Required task
Reproduce the line that contains "Extract the structured" and every line after it through the end of the records, exactly, with nothing added.

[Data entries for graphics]
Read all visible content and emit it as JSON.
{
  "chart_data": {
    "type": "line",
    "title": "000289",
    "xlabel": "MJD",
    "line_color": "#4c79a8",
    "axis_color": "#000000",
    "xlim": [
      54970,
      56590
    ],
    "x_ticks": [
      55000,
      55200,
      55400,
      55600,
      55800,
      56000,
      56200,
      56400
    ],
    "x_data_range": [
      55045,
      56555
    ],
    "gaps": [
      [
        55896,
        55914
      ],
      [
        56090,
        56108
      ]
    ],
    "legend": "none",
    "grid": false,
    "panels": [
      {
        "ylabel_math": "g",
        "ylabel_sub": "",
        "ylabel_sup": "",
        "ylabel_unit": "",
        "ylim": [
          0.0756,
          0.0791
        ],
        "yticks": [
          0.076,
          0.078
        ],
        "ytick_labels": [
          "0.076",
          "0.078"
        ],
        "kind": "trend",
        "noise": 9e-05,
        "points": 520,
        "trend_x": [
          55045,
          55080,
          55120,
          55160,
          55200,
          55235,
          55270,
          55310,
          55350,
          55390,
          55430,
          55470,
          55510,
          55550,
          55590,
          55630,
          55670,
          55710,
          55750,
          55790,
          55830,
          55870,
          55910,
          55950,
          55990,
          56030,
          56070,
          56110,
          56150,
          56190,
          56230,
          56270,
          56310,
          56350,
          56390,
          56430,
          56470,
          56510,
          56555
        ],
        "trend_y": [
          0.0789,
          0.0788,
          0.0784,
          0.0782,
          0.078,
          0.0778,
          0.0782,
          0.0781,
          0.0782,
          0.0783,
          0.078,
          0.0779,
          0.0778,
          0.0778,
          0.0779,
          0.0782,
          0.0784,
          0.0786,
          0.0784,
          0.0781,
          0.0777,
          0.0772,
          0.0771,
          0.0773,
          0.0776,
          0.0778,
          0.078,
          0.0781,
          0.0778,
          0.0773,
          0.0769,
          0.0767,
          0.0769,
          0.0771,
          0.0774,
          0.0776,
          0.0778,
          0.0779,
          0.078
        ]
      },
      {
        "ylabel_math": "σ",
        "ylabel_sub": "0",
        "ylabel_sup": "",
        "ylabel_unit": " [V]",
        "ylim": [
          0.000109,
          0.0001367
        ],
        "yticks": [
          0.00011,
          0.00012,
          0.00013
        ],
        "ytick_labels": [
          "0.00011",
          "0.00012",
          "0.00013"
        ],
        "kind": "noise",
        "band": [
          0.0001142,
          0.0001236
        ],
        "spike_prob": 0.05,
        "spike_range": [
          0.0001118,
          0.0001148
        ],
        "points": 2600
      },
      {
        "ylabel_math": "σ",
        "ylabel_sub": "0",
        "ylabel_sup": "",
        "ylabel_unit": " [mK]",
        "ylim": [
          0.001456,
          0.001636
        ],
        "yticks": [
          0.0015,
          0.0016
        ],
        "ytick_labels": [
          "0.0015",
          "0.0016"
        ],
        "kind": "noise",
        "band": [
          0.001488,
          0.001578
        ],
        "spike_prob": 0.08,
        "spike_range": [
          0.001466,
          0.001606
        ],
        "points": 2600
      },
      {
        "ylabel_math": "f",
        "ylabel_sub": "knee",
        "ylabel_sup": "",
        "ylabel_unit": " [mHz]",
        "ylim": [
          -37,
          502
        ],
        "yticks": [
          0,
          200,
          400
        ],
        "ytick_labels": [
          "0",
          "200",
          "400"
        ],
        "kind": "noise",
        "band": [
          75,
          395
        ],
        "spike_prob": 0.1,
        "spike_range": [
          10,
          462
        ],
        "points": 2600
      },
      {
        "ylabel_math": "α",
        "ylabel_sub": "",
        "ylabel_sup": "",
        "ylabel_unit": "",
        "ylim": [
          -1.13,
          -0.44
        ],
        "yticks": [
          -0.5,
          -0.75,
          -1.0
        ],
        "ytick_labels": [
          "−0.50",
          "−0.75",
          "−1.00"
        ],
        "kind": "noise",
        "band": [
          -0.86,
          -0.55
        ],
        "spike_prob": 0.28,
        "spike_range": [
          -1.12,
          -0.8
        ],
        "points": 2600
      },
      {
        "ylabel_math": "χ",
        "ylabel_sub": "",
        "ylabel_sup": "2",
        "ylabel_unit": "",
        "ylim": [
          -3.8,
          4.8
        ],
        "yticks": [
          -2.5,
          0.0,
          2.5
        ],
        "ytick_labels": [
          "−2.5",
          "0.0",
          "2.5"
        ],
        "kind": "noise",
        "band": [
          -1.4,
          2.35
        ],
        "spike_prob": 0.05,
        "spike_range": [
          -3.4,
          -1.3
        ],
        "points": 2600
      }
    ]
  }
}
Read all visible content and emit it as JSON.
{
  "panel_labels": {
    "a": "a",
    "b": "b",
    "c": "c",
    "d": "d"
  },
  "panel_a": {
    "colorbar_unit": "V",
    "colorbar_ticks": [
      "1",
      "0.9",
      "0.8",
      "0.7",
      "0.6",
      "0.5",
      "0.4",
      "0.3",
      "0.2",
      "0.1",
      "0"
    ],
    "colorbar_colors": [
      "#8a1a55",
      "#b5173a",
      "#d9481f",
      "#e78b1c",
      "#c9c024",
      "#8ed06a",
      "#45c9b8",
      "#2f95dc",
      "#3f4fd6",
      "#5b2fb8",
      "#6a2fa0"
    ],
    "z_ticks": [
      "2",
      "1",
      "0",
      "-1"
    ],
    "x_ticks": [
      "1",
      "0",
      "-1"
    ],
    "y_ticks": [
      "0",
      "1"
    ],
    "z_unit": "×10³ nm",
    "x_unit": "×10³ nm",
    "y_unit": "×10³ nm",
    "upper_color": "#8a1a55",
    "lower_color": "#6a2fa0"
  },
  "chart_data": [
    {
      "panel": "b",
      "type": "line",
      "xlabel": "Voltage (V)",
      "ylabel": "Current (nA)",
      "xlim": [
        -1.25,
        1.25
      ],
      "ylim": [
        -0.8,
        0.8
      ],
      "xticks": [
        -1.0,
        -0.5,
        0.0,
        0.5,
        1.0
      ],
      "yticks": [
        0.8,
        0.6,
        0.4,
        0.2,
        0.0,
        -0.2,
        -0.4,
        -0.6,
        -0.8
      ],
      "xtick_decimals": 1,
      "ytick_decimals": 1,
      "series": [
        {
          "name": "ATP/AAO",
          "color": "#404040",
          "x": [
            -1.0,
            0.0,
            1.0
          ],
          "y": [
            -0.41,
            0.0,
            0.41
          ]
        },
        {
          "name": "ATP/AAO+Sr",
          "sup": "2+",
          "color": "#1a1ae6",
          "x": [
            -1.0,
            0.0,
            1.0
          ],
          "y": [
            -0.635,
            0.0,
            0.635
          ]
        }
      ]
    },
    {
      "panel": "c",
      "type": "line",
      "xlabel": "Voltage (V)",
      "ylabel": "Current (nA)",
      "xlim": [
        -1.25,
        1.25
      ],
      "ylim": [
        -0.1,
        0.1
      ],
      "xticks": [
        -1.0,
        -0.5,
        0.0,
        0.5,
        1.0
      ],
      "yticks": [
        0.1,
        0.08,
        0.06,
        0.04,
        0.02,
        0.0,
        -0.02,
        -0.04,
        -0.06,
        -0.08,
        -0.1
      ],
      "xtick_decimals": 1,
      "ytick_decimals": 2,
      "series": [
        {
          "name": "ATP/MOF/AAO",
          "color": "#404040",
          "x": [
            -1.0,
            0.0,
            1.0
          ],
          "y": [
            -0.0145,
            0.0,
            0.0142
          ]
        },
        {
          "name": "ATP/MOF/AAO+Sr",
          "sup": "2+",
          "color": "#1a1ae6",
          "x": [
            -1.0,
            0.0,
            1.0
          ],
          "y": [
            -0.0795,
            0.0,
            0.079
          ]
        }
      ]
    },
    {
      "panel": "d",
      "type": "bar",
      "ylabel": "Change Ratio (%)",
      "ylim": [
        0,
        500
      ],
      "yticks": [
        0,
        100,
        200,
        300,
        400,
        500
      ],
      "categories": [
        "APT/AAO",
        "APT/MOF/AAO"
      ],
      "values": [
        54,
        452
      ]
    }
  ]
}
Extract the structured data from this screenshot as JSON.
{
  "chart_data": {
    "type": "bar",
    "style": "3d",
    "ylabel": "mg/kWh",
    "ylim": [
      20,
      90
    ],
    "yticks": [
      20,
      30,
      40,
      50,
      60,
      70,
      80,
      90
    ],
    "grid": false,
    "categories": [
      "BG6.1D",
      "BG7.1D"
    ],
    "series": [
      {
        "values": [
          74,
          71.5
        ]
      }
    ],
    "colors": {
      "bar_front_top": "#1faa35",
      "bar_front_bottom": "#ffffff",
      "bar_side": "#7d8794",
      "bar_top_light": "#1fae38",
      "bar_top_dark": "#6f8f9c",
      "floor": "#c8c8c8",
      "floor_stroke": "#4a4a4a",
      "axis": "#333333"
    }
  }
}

Correct answer
Extract the structured data from this screenshot as JSON.
{
  "chart_data": {
    "type": "bar",
    "style": "3d",
    "ylabel": "mg/kWh",
    "ylim": [
      20,
      90
    ],
    "yticks": [
      20,
      30,
      40,
      50,
      60,
      70,
      80,
      90
    ],
    "grid": false,
    "categories": [
      "BG6.1D",
      "BG7.1D"
    ],
    "series": [
      {
        "values": [
          74,
          71.5
        ]
      }
    ],
    "colors": {
      "bar_front_top": "#1faa35",
      "bar_front_bottom": "#ffffff",
      "bar_side": "#7d8794",
      "bar_top_light": "#1fae38",
      "bar_top_dark": "#6f8f9c",
      "floor": "#c8c8c8",
      "floor_stroke": "#4a4a4a",
      "axis": "#333333"
    }
  }
}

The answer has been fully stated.